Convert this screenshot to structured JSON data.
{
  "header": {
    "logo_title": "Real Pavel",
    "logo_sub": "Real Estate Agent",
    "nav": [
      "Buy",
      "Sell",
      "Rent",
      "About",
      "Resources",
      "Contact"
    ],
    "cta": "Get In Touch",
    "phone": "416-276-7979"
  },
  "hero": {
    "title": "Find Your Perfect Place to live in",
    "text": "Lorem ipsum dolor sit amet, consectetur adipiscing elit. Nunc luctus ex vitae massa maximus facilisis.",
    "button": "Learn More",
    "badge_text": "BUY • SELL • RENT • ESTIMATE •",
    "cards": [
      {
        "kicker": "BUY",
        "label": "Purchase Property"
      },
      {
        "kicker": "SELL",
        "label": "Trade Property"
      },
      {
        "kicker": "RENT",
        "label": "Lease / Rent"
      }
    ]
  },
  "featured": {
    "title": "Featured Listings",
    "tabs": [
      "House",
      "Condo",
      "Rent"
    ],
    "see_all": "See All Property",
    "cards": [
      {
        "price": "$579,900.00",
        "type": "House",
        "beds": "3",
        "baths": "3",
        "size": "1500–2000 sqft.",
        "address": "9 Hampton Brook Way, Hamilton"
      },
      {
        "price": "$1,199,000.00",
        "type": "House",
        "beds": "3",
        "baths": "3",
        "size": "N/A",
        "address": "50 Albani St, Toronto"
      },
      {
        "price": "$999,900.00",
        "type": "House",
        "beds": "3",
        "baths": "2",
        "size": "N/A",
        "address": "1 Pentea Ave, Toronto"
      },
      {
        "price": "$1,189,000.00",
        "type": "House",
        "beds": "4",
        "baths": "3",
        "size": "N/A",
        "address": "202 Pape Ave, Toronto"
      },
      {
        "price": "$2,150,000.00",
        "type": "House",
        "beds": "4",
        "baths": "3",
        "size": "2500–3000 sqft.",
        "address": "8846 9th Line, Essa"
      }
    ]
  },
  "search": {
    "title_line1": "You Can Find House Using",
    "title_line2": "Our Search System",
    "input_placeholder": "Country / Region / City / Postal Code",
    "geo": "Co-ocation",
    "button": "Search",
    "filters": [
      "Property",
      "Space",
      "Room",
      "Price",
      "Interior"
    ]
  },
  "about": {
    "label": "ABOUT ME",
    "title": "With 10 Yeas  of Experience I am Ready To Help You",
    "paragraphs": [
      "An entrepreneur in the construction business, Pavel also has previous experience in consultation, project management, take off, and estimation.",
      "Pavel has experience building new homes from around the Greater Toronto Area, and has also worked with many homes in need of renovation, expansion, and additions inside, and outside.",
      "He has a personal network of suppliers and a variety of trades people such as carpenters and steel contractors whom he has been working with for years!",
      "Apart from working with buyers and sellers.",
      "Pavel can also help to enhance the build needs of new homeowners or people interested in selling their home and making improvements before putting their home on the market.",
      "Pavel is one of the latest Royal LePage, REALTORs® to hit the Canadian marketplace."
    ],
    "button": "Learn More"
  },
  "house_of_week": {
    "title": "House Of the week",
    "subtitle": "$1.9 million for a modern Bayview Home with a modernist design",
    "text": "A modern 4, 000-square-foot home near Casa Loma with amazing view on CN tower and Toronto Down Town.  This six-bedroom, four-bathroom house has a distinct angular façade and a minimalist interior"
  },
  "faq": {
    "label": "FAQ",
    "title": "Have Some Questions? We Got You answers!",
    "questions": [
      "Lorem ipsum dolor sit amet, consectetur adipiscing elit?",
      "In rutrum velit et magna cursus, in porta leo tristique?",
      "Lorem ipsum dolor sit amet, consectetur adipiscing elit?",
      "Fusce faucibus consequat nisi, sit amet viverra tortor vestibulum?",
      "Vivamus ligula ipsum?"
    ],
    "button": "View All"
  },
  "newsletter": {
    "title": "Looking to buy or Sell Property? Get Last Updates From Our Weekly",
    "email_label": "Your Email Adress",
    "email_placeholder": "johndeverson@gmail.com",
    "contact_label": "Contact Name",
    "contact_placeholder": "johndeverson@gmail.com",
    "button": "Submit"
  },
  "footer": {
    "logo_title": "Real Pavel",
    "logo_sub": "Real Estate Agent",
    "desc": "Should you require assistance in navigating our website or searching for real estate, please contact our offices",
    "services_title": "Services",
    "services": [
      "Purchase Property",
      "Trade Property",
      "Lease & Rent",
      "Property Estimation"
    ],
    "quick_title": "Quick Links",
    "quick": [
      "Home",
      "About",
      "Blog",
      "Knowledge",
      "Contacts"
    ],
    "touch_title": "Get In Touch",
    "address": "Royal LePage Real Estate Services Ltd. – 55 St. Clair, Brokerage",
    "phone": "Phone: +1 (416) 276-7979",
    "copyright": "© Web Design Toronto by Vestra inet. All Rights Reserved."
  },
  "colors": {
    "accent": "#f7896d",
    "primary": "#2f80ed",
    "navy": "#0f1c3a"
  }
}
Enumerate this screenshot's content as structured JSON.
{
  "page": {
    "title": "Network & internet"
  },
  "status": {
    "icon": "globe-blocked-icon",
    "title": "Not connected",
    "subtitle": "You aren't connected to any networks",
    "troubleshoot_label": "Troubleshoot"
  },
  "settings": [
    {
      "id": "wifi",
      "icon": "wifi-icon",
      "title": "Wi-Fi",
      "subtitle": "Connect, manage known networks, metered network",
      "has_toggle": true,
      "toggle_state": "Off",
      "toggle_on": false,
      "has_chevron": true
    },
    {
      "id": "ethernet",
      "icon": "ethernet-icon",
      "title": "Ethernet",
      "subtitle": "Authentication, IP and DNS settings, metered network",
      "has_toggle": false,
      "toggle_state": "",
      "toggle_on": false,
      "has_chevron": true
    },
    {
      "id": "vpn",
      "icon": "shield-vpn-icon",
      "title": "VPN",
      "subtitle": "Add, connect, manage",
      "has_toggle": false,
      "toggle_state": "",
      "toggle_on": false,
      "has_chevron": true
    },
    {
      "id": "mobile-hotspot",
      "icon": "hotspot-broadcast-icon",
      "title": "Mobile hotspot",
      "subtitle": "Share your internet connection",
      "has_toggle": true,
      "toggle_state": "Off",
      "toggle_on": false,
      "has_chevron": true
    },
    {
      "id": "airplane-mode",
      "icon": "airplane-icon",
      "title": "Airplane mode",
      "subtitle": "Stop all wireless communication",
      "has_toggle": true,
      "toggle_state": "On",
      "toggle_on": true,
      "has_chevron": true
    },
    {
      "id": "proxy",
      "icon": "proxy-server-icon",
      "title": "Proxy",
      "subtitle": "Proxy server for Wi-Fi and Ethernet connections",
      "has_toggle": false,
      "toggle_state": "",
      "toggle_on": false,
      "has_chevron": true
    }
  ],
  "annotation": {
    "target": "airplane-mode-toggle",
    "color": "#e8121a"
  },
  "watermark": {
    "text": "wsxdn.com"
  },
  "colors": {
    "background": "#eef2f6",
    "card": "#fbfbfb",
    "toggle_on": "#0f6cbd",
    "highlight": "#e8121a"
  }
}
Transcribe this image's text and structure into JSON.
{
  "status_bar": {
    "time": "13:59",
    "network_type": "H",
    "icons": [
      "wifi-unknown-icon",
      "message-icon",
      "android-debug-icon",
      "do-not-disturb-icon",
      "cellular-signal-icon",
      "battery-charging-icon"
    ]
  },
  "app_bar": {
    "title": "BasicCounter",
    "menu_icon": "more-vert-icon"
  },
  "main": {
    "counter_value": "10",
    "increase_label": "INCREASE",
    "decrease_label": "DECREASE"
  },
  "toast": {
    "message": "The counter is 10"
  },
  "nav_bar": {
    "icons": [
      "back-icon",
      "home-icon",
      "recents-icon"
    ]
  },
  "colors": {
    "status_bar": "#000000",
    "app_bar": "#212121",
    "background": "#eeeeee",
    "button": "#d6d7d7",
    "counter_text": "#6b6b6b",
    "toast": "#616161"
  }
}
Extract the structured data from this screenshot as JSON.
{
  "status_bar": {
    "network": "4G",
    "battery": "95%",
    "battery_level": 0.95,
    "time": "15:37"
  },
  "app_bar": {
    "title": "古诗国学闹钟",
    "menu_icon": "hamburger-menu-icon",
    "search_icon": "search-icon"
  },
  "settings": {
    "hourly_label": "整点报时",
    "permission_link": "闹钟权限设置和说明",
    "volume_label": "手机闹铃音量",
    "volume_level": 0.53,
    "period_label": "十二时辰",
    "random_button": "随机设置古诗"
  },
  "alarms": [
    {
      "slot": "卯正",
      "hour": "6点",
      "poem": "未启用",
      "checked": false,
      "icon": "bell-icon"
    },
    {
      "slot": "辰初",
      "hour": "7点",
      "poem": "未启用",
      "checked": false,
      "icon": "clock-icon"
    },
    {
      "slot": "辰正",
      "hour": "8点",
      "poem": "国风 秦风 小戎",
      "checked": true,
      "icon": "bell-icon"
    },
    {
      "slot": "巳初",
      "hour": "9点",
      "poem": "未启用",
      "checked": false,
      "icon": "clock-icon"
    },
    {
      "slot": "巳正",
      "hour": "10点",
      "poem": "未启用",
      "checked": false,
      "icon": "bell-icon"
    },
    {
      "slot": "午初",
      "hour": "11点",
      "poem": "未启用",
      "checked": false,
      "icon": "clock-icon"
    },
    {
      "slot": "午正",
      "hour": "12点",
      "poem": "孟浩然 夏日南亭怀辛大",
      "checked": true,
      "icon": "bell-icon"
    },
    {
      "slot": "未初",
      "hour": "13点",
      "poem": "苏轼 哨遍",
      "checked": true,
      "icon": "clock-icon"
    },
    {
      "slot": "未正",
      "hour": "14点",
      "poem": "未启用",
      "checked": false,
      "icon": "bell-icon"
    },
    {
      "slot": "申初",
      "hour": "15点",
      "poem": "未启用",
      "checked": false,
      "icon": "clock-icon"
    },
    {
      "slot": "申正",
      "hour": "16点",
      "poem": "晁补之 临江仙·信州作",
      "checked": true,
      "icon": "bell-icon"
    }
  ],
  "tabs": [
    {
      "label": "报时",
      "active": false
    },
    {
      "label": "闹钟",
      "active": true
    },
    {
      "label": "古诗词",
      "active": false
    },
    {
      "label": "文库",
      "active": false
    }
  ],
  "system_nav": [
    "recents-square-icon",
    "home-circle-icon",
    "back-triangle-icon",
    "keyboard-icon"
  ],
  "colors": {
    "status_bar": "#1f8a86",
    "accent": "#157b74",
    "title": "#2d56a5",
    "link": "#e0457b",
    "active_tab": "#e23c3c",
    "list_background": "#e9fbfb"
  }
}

___

- Aim of the exercise -
Select every line above that contains the word "Learn", and copy it.

- The solution -
    "button": "Learn More",
    "button": "Learn More"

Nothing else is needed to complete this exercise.